** start PROVIDED DATA **
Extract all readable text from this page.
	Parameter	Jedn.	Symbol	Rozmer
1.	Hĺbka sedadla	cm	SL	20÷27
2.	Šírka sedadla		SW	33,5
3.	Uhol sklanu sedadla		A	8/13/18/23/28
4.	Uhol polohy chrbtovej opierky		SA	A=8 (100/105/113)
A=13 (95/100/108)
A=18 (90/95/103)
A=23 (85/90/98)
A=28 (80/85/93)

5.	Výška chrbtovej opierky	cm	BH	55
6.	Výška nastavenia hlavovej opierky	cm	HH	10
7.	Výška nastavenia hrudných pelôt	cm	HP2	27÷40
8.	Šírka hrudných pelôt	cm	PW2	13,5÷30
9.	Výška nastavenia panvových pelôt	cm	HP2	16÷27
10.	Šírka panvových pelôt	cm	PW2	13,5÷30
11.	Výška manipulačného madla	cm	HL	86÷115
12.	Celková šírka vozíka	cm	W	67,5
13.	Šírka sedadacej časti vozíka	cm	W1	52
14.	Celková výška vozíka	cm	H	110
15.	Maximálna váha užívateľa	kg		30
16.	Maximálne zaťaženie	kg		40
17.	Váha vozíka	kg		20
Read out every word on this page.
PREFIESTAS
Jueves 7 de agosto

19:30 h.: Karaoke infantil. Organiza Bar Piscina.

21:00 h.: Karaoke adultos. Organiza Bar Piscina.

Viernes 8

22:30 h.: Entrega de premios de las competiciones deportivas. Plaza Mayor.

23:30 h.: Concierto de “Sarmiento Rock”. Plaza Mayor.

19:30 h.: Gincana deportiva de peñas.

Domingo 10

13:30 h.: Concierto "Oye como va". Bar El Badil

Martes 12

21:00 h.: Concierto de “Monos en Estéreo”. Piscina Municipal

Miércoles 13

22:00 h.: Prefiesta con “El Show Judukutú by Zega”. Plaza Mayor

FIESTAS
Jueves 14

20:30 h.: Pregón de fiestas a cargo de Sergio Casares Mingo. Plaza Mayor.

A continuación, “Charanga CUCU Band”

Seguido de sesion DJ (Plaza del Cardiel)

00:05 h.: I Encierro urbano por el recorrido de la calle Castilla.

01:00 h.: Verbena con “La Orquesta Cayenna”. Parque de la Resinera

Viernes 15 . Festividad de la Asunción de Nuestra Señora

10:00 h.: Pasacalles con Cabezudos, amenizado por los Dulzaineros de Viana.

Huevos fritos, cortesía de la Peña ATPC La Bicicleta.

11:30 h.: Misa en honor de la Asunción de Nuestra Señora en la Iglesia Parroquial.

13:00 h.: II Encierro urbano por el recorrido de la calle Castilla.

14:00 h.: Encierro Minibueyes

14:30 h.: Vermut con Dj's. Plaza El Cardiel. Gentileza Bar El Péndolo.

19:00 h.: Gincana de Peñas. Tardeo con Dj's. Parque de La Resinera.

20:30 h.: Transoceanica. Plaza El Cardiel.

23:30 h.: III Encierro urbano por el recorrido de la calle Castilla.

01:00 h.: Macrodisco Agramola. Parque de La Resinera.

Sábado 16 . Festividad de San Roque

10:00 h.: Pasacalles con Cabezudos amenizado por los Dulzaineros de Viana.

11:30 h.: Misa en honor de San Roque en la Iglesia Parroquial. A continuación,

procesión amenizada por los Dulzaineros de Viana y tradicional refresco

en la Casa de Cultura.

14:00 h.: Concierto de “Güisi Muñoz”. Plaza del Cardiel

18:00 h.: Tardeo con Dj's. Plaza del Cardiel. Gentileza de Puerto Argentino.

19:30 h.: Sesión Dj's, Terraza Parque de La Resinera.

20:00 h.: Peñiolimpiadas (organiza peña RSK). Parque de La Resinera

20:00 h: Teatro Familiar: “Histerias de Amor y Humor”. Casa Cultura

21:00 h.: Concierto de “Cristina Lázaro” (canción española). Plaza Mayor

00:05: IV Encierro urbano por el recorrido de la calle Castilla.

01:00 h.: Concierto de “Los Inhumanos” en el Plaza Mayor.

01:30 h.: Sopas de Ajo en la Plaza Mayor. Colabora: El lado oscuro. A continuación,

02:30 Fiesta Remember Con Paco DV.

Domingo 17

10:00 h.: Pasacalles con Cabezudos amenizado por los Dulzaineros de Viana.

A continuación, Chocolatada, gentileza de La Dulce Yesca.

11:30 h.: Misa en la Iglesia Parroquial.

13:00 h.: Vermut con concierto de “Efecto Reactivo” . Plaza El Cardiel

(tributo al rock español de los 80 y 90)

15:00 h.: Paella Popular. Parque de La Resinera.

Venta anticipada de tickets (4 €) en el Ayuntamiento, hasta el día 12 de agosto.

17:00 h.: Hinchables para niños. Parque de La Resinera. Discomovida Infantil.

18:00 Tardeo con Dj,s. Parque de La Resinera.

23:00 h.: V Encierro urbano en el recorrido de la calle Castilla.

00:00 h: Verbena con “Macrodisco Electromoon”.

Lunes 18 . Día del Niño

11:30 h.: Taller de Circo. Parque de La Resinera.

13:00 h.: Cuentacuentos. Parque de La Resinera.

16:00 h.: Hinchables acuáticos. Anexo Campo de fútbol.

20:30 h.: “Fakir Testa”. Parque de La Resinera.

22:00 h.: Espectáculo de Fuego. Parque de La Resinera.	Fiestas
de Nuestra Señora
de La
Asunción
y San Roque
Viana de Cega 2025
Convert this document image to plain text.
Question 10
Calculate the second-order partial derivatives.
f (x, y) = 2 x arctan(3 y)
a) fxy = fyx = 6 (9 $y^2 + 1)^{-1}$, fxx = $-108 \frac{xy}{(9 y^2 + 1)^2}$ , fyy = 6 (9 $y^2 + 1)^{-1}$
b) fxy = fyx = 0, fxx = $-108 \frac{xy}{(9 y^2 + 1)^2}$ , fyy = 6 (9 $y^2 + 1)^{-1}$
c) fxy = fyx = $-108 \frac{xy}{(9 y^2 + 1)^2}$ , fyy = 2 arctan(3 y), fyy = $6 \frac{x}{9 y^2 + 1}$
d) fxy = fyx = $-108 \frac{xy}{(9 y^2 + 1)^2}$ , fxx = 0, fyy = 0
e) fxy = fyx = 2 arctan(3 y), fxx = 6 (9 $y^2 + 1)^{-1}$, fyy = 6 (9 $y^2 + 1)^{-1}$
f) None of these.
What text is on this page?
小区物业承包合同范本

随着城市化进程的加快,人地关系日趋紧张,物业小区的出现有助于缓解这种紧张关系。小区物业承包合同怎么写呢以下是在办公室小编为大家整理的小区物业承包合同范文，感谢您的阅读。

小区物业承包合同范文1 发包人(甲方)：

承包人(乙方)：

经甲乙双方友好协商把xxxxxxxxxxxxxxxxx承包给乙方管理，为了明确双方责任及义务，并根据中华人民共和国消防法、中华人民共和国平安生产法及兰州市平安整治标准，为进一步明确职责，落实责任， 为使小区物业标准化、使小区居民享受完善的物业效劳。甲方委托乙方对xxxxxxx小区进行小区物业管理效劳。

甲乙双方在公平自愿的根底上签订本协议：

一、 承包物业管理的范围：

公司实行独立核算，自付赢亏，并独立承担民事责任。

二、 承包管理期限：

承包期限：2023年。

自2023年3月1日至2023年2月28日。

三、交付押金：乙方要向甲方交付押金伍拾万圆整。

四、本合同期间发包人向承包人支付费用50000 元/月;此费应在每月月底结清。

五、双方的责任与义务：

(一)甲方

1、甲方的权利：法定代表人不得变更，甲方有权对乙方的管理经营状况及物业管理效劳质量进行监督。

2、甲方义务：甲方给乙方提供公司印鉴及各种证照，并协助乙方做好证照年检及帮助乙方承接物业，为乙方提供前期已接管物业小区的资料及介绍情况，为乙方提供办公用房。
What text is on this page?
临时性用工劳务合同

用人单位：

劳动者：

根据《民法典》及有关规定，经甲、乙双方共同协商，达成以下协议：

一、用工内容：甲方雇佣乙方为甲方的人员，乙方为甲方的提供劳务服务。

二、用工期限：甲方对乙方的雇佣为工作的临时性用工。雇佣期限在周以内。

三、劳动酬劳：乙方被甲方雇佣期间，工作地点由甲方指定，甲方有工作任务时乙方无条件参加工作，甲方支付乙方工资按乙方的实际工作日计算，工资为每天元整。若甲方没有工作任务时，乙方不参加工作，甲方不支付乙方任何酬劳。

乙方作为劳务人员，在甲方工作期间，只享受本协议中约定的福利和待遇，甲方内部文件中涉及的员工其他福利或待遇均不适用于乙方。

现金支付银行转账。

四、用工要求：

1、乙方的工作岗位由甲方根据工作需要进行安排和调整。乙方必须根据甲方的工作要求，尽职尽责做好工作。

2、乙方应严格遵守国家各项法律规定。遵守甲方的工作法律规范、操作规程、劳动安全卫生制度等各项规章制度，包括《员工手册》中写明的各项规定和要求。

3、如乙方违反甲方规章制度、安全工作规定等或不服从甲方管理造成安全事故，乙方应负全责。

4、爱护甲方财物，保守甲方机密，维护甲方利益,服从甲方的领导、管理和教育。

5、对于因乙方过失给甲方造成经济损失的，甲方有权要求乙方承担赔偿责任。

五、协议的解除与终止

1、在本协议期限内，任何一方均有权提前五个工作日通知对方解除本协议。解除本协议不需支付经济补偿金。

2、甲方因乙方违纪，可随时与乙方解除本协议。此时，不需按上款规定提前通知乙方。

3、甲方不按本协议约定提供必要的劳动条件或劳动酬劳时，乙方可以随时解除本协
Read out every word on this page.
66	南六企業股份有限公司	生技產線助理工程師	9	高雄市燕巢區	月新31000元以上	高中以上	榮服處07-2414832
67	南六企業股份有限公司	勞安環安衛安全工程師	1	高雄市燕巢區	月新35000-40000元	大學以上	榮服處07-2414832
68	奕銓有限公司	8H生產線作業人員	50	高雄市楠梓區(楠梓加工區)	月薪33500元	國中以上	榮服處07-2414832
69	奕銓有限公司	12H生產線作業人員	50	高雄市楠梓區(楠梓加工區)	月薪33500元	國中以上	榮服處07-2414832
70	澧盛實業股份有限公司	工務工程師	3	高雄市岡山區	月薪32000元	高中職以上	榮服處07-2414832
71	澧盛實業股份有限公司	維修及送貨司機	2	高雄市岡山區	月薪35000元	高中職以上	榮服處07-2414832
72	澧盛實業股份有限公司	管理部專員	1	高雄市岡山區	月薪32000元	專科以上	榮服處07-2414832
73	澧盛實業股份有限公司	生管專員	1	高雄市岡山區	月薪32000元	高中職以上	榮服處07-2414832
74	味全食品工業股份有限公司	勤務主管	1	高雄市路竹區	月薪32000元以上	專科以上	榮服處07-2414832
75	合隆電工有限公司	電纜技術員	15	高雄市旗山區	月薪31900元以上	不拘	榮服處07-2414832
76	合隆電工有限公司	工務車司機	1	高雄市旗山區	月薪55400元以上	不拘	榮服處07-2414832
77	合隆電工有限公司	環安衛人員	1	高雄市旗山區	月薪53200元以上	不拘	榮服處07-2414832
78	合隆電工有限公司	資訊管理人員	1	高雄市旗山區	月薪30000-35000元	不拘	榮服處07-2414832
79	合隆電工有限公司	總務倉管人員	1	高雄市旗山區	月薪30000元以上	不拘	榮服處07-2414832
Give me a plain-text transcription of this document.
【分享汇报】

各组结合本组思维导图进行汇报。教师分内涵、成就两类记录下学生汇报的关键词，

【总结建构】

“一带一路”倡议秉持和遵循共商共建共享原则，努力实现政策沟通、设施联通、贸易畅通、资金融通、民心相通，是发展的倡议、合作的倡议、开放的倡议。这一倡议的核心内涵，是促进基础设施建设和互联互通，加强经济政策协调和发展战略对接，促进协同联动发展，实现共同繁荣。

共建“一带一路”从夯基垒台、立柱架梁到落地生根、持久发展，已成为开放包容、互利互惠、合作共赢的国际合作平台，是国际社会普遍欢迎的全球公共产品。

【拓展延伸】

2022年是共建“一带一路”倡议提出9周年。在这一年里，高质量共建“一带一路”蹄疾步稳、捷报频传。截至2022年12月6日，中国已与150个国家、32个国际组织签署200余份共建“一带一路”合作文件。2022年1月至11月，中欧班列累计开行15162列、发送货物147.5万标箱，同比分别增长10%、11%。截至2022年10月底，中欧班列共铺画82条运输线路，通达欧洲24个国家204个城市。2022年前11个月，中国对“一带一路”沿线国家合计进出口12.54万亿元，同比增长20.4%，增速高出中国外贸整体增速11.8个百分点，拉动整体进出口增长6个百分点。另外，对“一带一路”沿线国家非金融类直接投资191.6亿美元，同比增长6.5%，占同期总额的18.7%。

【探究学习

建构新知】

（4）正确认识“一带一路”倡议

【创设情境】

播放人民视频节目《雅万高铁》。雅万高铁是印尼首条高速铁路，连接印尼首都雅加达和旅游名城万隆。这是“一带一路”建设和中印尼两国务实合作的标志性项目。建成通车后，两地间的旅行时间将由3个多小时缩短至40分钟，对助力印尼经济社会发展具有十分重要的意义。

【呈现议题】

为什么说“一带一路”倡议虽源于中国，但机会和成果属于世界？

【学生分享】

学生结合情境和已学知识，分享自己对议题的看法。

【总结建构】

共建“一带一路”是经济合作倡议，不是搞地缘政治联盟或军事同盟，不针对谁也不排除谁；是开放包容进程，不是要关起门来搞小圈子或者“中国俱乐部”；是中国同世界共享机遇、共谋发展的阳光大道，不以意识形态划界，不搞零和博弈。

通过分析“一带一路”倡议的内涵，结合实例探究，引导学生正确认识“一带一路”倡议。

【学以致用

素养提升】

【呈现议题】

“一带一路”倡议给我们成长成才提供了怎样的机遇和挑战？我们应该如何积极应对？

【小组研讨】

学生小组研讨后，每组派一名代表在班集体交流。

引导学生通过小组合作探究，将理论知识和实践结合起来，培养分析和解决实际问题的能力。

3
** end PROVIDED DATA **
### WRITTEN TASK
Find every line in the records that has the string "arctan", then state how many there are and nothing else.

### WRITTEN ANSWER
3